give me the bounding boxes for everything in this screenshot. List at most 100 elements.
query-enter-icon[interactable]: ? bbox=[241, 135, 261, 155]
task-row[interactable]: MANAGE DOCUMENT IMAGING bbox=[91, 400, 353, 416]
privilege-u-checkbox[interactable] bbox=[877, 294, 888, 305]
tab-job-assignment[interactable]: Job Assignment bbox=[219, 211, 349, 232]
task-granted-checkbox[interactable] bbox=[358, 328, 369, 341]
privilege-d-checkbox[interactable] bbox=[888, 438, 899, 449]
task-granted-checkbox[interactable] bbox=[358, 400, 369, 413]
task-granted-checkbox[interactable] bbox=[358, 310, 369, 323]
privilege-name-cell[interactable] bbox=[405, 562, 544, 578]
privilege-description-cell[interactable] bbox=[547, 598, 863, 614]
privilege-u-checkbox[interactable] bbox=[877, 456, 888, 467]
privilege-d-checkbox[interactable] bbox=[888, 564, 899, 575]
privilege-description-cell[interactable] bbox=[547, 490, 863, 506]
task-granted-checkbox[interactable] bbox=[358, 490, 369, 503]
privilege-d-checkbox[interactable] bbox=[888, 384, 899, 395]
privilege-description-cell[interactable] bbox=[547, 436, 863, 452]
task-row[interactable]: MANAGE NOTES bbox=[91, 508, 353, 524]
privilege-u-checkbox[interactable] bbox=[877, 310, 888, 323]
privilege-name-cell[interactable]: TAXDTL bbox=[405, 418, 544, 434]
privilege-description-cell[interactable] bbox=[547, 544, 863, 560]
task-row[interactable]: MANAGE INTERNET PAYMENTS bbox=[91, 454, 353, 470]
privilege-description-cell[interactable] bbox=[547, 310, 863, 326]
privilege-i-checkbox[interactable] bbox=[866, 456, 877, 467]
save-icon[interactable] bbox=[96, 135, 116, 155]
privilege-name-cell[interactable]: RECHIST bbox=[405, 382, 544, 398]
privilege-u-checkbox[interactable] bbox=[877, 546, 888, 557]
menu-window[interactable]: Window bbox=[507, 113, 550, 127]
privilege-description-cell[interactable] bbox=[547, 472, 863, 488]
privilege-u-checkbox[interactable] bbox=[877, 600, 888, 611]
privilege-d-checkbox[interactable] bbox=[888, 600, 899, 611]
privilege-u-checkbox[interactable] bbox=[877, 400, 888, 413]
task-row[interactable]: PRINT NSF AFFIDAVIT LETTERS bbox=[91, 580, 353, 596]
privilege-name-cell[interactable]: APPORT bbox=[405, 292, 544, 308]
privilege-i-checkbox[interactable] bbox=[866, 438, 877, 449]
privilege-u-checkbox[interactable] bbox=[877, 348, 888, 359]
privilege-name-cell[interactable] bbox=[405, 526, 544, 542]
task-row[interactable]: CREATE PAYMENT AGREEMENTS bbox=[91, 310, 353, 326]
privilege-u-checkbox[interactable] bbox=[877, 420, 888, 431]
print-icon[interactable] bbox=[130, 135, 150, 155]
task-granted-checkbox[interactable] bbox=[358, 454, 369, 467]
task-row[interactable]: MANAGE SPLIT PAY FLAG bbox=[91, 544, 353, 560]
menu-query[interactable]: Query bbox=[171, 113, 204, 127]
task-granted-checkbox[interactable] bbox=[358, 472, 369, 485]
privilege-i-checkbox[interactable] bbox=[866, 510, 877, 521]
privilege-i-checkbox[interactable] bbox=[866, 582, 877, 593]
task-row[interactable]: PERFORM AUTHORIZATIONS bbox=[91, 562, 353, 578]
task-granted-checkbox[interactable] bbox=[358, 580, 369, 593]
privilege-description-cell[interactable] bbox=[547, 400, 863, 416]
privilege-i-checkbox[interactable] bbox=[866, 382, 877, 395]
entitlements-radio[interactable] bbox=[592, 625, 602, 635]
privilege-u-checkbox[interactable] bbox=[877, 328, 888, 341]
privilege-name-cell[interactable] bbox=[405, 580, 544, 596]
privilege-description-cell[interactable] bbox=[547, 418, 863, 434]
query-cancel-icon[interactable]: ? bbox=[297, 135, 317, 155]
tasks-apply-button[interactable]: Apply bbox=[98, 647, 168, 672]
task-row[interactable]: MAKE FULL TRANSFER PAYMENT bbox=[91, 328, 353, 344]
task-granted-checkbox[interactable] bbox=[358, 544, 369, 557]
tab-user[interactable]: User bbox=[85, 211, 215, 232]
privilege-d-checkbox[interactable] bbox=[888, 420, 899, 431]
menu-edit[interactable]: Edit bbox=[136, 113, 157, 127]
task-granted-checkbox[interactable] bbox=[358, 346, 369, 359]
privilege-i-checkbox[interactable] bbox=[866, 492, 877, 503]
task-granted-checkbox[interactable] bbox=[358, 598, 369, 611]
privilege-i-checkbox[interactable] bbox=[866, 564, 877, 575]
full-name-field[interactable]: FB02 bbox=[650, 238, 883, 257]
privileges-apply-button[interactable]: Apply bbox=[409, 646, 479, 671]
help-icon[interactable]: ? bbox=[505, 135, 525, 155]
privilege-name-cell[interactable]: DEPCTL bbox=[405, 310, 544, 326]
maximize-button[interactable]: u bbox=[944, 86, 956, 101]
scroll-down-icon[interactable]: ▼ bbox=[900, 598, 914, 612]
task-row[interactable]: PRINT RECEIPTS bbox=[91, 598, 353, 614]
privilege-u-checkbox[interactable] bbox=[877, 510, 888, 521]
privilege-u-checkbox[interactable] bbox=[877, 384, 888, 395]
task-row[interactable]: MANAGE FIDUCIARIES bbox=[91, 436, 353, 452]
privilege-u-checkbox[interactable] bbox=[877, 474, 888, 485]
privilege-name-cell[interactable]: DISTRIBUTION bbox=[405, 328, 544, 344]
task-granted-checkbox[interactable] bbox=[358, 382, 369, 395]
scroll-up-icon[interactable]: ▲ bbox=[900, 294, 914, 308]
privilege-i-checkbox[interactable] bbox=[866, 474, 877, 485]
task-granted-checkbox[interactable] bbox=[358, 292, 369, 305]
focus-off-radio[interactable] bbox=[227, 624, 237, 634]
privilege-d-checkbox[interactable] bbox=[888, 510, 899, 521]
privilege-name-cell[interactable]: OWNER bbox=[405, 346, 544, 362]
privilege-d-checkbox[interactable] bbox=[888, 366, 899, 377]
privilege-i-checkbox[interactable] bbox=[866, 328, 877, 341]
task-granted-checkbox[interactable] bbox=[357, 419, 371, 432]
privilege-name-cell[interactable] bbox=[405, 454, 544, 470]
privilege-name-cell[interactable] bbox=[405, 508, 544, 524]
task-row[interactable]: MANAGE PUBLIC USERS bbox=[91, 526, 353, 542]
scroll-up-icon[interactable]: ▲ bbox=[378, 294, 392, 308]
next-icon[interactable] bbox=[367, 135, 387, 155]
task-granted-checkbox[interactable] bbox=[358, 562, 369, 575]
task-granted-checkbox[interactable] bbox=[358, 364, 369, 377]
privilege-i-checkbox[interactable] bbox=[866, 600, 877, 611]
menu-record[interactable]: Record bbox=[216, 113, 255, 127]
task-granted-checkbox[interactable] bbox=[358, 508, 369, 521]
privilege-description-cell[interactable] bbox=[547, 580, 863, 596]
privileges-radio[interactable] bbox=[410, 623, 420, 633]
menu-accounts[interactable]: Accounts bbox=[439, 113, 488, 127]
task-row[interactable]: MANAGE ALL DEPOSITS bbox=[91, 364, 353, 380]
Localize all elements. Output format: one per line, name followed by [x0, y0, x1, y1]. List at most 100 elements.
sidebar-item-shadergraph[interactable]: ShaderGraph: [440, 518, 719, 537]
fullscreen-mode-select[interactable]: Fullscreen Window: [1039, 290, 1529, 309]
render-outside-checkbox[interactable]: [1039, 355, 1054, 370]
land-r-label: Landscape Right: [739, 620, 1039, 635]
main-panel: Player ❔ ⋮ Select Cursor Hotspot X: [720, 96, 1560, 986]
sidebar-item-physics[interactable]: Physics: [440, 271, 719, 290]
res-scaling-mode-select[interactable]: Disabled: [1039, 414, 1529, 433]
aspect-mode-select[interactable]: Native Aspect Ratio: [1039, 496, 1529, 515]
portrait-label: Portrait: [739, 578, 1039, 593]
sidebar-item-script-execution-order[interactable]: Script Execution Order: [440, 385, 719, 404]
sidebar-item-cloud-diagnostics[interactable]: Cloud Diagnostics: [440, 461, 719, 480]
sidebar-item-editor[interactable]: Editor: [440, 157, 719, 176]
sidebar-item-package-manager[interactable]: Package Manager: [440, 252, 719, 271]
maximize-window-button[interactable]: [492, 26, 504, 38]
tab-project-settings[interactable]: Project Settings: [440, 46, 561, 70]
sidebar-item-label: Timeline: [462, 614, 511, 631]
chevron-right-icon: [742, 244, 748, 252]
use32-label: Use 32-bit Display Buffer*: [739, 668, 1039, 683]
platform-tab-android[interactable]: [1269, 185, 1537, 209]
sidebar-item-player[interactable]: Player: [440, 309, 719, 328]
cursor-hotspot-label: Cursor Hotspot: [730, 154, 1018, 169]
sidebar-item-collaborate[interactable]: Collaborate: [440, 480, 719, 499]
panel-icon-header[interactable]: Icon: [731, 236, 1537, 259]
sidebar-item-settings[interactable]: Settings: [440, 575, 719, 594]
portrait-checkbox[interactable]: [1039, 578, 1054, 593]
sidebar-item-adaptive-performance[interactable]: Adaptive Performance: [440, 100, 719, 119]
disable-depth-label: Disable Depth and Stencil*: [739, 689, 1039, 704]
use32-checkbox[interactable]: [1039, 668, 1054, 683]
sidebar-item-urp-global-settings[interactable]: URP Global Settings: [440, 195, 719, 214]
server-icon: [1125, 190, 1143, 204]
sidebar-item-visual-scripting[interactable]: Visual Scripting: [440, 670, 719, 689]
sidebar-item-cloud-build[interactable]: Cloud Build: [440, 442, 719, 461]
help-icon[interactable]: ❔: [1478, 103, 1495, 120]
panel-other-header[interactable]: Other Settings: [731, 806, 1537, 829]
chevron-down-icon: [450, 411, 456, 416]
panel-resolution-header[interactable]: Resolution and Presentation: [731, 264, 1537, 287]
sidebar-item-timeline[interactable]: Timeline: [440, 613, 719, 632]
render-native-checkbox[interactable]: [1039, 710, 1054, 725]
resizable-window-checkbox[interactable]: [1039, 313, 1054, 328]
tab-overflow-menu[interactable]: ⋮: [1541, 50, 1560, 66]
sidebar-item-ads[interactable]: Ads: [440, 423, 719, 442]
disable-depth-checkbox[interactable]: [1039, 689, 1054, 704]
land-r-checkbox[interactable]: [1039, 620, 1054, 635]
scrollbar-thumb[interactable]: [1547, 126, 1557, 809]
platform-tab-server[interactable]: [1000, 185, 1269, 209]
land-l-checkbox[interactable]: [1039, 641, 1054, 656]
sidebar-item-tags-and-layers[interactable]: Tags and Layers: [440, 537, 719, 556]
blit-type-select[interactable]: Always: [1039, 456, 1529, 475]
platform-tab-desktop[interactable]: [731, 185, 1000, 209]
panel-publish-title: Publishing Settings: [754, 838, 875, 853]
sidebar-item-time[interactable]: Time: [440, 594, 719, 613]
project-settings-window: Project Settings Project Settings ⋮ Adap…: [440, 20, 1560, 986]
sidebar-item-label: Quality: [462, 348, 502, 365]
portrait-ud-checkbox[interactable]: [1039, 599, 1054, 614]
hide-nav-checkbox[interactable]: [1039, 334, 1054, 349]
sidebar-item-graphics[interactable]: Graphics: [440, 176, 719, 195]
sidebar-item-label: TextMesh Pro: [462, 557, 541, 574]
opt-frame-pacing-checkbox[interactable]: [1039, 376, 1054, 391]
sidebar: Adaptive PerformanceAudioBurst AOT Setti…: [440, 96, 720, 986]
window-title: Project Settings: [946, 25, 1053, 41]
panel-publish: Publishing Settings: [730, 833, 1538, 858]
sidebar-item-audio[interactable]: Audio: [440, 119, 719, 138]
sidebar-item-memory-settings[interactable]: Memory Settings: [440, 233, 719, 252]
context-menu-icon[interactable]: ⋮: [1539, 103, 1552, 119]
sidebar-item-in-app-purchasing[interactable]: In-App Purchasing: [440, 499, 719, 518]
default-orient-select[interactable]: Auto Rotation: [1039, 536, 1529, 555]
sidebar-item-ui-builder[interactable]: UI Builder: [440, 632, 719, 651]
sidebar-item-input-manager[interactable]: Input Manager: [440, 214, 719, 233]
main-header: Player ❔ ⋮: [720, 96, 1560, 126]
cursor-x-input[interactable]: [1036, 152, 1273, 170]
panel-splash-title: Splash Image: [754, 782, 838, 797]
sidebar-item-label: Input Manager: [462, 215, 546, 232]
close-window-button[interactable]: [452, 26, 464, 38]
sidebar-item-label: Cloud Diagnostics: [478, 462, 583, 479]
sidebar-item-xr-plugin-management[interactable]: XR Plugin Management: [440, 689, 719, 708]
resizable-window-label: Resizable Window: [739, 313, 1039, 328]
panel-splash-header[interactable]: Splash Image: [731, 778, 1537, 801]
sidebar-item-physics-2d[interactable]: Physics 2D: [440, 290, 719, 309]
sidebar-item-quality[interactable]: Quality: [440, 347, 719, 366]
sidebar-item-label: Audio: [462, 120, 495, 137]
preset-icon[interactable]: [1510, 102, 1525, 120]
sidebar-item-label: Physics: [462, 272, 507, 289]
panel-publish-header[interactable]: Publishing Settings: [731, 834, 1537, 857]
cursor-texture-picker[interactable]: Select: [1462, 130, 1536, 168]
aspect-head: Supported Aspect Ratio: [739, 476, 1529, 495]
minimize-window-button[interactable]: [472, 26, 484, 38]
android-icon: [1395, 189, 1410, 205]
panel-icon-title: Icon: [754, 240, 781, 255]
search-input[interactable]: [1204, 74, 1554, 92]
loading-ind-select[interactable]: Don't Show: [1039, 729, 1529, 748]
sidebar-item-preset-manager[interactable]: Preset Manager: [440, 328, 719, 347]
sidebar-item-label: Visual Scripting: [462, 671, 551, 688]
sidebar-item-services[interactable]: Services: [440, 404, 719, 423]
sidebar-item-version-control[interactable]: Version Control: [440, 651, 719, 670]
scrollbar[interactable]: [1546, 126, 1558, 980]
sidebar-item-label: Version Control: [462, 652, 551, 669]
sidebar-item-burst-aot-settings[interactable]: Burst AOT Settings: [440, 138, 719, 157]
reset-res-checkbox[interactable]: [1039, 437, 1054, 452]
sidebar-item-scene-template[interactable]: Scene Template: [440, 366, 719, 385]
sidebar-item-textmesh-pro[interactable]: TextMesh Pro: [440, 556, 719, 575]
++++++
> **What to produce**
Transcribe the records verbatim, from their first line through the line containing "490, 863, 506]", with both end lines included.

> **Result of this task**
give me the bounding boxes for everything in this screenshot. List at most 100 elements.
query-enter-icon[interactable]: ? bbox=[241, 135, 261, 155]
task-row[interactable]: MANAGE DOCUMENT IMAGING bbox=[91, 400, 353, 416]
privilege-u-checkbox[interactable] bbox=[877, 294, 888, 305]
tab-job-assignment[interactable]: Job Assignment bbox=[219, 211, 349, 232]
task-granted-checkbox[interactable] bbox=[358, 328, 369, 341]
privilege-d-checkbox[interactable] bbox=[888, 438, 899, 449]
task-granted-checkbox[interactable] bbox=[358, 400, 369, 413]
task-granted-checkbox[interactable] bbox=[358, 310, 369, 323]
privilege-name-cell[interactable] bbox=[405, 562, 544, 578]
privilege-description-cell[interactable] bbox=[547, 598, 863, 614]
privilege-u-checkbox[interactable] bbox=[877, 456, 888, 467]
privilege-d-checkbox[interactable] bbox=[888, 564, 899, 575]
privilege-description-cell[interactable] bbox=[547, 490, 863, 506]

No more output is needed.